TASK DIRECTIONS - Copy out the full listing below line for line, with every character unchanged.

RECORDS -
------------------------------

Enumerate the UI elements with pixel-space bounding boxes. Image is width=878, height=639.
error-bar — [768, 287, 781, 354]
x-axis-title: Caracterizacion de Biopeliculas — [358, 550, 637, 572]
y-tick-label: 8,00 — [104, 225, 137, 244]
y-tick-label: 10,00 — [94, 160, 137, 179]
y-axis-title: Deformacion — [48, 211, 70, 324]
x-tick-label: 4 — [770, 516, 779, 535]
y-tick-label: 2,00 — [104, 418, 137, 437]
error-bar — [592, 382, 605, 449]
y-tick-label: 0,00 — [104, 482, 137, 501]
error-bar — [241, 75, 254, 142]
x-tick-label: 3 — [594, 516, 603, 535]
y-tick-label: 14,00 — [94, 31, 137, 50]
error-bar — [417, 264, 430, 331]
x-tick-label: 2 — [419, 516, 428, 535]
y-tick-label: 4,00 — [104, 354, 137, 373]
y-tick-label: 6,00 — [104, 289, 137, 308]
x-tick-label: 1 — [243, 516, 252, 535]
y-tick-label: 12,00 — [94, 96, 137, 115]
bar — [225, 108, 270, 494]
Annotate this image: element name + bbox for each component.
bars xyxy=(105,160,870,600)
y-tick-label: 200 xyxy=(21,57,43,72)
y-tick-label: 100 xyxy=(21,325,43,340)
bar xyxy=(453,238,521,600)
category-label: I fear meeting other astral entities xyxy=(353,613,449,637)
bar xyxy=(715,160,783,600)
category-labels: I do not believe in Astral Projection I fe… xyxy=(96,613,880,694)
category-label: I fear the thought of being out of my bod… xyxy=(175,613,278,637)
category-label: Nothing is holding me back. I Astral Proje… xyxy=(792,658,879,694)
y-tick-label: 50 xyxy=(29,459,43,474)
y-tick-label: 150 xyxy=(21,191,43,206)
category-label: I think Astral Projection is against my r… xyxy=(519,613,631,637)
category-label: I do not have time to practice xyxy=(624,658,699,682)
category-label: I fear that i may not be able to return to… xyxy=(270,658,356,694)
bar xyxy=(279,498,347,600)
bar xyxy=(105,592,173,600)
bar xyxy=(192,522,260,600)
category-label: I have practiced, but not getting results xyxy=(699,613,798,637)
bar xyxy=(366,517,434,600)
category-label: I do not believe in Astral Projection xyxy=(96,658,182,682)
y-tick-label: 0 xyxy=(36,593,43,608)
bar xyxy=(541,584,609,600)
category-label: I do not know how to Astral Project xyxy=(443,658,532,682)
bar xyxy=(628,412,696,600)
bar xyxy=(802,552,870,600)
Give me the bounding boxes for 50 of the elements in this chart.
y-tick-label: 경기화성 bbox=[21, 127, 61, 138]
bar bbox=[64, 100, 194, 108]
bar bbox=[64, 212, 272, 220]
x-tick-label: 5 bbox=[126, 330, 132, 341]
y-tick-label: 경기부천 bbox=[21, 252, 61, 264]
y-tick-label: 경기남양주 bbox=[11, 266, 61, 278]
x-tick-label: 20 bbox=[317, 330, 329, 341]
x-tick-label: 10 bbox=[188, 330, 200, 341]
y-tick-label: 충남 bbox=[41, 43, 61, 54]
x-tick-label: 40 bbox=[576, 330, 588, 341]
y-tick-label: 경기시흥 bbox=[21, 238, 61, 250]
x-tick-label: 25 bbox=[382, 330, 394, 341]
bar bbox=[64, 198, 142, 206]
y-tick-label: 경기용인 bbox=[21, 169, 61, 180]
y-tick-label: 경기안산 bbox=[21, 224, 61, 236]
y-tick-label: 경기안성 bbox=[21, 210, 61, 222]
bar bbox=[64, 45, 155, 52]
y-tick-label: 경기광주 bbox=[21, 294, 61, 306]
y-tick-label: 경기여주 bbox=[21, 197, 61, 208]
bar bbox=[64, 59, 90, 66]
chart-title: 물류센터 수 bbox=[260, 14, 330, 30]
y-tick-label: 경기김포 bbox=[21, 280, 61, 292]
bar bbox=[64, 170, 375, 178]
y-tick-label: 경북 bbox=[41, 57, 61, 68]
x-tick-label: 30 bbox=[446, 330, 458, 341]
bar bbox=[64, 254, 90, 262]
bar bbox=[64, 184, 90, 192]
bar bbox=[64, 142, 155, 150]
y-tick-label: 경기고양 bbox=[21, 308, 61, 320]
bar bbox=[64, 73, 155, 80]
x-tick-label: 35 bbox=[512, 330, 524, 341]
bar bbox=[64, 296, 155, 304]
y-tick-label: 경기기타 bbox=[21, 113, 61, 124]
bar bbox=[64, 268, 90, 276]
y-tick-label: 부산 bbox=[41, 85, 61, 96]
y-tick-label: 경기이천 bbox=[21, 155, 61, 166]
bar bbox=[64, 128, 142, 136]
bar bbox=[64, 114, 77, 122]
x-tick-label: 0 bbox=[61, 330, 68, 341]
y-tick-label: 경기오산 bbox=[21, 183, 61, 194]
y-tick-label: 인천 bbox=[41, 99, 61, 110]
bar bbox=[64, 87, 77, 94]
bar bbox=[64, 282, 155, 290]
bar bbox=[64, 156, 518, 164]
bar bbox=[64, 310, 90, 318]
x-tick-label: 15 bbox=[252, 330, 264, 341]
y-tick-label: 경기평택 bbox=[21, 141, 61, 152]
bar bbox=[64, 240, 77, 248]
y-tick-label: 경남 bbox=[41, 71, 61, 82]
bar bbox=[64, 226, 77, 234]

------------------------------

EXPECTED ANSWER -
Enumerate the UI elements with pixel-space bounding boxes. Image is width=878, height=639.
error-bar — [768, 287, 781, 354]
x-axis-title: Caracterizacion de Biopeliculas — [358, 550, 637, 572]
y-tick-label: 8,00 — [104, 225, 137, 244]
y-tick-label: 10,00 — [94, 160, 137, 179]
y-axis-title: Deformacion — [48, 211, 70, 324]
x-tick-label: 4 — [770, 516, 779, 535]
y-tick-label: 2,00 — [104, 418, 137, 437]
error-bar — [592, 382, 605, 449]
y-tick-label: 0,00 — [104, 482, 137, 501]
error-bar — [241, 75, 254, 142]
x-tick-label: 3 — [594, 516, 603, 535]
y-tick-label: 14,00 — [94, 31, 137, 50]
error-bar — [417, 264, 430, 331]
x-tick-label: 2 — [419, 516, 428, 535]
y-tick-label: 4,00 — [104, 354, 137, 373]
y-tick-label: 6,00 — [104, 289, 137, 308]
x-tick-label: 1 — [243, 516, 252, 535]
y-tick-label: 12,00 — [94, 96, 137, 115]
bar — [225, 108, 270, 494]
Annotate this image: element name + bbox for each component.
bars xyxy=(105,160,870,600)
y-tick-label: 200 xyxy=(21,57,43,72)
y-tick-label: 100 xyxy=(21,325,43,340)
bar xyxy=(453,238,521,600)
category-label: I fear meeting other astral entities xyxy=(353,613,449,637)
bar xyxy=(715,160,783,600)
category-labels: I do not believe in Astral Projection I fe… xyxy=(96,613,880,694)
category-label: I fear the thought of being out of my bod… xyxy=(175,613,278,637)
category-label: Nothing is holding me back. I Astral Proje… xyxy=(792,658,879,694)
y-tick-label: 50 xyxy=(29,459,43,474)
y-tick-label: 150 xyxy=(21,191,43,206)
category-label: I think Astral Projection is against my r… xyxy=(519,613,631,637)
category-label: I do not have time to practice xyxy=(624,658,699,682)
category-label: I fear that i may not be able to return to… xyxy=(270,658,356,694)
bar xyxy=(279,498,347,600)
bar xyxy=(105,592,173,600)
bar xyxy=(192,522,260,600)
category-label: I have practiced, but not getting results xyxy=(699,613,798,637)
bar xyxy=(366,517,434,600)
category-label: I do not believe in Astral Projection xyxy=(96,658,182,682)
y-tick-label: 0 xyxy=(36,593,43,608)
bar xyxy=(541,584,609,600)
category-label: I do not know how to Astral Project xyxy=(443,658,532,682)
bar xyxy=(628,412,696,600)
bar xyxy=(802,552,870,600)
Give me the bounding boxes for 50 of the elements in this chart.
y-tick-label: 경기화성 bbox=[21, 127, 61, 138]
bar bbox=[64, 100, 194, 108]
bar bbox=[64, 212, 272, 220]
x-tick-label: 5 bbox=[126, 330, 132, 341]
y-tick-label: 경기부천 bbox=[21, 252, 61, 264]
y-tick-label: 경기남양주 bbox=[11, 266, 61, 278]
x-tick-label: 20 bbox=[317, 330, 329, 341]
x-tick-label: 10 bbox=[188, 330, 200, 341]
y-tick-label: 충남 bbox=[41, 43, 61, 54]
x-tick-label: 40 bbox=[576, 330, 588, 341]
y-tick-label: 경기시흥 bbox=[21, 238, 61, 250]
x-tick-label: 25 bbox=[382, 330, 394, 341]
bar bbox=[64, 198, 142, 206]
y-tick-label: 경기용인 bbox=[21, 169, 61, 180]
y-tick-label: 경기안산 bbox=[21, 224, 61, 236]
y-tick-label: 경기안성 bbox=[21, 210, 61, 222]
bar bbox=[64, 45, 155, 52]
y-tick-label: 경기광주 bbox=[21, 294, 61, 306]
y-tick-label: 경기여주 bbox=[21, 197, 61, 208]
bar bbox=[64, 59, 90, 66]
chart-title: 물류센터 수 bbox=[260, 14, 330, 30]
y-tick-label: 경기김포 bbox=[21, 280, 61, 292]
bar bbox=[64, 170, 375, 178]
y-tick-label: 경북 bbox=[41, 57, 61, 68]
x-tick-label: 30 bbox=[446, 330, 458, 341]
bar bbox=[64, 254, 90, 262]
bar bbox=[64, 184, 90, 192]
bar bbox=[64, 142, 155, 150]
y-tick-label: 경기고양 bbox=[21, 308, 61, 320]
bar bbox=[64, 73, 155, 80]
x-tick-label: 35 bbox=[512, 330, 524, 341]
bar bbox=[64, 296, 155, 304]
y-tick-label: 경기기타 bbox=[21, 113, 61, 124]
bar bbox=[64, 268, 90, 276]
y-tick-label: 부산 bbox=[41, 85, 61, 96]
y-tick-label: 경기이천 bbox=[21, 155, 61, 166]
bar bbox=[64, 128, 142, 136]
bar bbox=[64, 114, 77, 122]
x-tick-label: 0 bbox=[61, 330, 68, 341]
y-tick-label: 경기오산 bbox=[21, 183, 61, 194]
y-tick-label: 인천 bbox=[41, 99, 61, 110]
bar bbox=[64, 87, 77, 94]
bar bbox=[64, 282, 155, 290]
bar bbox=[64, 156, 518, 164]
bar bbox=[64, 310, 90, 318]
x-tick-label: 15 bbox=[252, 330, 264, 341]
y-tick-label: 경기평택 bbox=[21, 141, 61, 152]
bar bbox=[64, 240, 77, 248]
y-tick-label: 경남 bbox=[41, 71, 61, 82]
bar bbox=[64, 226, 77, 234]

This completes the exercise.